Exercise requirements:
Exactly as written, print each record in the listing.

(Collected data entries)
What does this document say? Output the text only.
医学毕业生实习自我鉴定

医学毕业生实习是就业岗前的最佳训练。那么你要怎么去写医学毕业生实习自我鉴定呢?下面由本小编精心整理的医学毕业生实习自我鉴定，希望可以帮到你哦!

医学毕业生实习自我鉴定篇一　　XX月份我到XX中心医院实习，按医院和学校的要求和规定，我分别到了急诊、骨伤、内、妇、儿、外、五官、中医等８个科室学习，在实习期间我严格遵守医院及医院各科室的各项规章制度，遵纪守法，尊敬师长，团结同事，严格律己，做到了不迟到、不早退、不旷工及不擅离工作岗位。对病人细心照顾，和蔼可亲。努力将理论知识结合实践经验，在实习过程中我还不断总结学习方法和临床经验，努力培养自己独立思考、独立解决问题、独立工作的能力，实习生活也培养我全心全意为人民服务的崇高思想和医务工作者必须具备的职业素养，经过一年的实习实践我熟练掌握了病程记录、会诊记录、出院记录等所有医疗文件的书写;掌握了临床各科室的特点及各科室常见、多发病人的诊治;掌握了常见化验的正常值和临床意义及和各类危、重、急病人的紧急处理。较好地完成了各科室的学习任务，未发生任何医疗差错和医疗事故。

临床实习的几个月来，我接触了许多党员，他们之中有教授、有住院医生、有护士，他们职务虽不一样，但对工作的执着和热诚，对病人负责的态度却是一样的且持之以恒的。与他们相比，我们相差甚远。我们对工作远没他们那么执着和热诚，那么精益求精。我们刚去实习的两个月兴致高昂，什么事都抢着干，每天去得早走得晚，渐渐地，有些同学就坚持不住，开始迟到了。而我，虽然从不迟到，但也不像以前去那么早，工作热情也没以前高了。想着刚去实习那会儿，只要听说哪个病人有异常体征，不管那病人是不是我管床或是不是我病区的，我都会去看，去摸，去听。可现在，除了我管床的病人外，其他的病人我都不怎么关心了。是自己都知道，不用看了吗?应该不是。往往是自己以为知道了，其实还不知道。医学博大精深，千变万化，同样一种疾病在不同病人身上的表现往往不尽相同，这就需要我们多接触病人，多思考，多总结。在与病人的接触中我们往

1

Solution:
What does this document say? Output the text only.
医学毕业生实习自我鉴定

医学毕业生实习是就业岗前的最佳训练。那么你要怎么去写医学毕业生实习自我鉴定呢?下面由本小编精心整理的医学毕业生实习自我鉴定，希望可以帮到你哦!

医学毕业生实习自我鉴定篇一　　XX月份我到XX中心医院实习，按医院和学校的要求和规定，我分别到了急诊、骨伤、内、妇、儿、外、五官、中医等８个科室学习，在实习期间我严格遵守医院及医院各科室的各项规章制度，遵纪守法，尊敬师长，团结同事，严格律己，做到了不迟到、不早退、不旷工及不擅离工作岗位。对病人细心照顾，和蔼可亲。努力将理论知识结合实践经验，在实习过程中我还不断总结学习方法和临床经验，努力培养自己独立思考、独立解决问题、独立工作的能力，实习生活也培养我全心全意为人民服务的崇高思想和医务工作者必须具备的职业素养，经过一年的实习实践我熟练掌握了病程记录、会诊记录、出院记录等所有医疗文件的书写;掌握了临床各科室的特点及各科室常见、多发病人的诊治;掌握了常见化验的正常值和临床意义及和各类危、重、急病人的紧急处理。较好地完成了各科室的学习任务，未发生任何医疗差错和医疗事故。

临床实习的几个月来，我接触了许多党员，他们之中有教授、有住院医生、有护士，他们职务虽不一样，但对工作的执着和热诚，对病人负责的态度却是一样的且持之以恒的。与他们相比，我们相差甚远。我们对工作远没他们那么执着和热诚，那么精益求精。我们刚去实习的两个月兴致高昂，什么事都抢着干，每天去得早走得晚，渐渐地，有些同学就坚持不住，开始迟到了。而我，虽然从不迟到，但也不像以前去那么早，工作热情也没以前高了。想着刚去实习那会儿，只要听说哪个病人有异常体征，不管那病人是不是我管床或是不是我病区的，我都会去看，去摸，去听。可现在，除了我管床的病人外，其他的病人我都不怎么关心了。是自己都知道，不用看了吗?应该不是。往往是自己以为知道了，其实还不知道。医学博大精深，千变万化，同样一种疾病在不同病人身上的表现往往不尽相同，这就需要我们多接触病人，多思考，多总结。在与病人的接触中我们往

1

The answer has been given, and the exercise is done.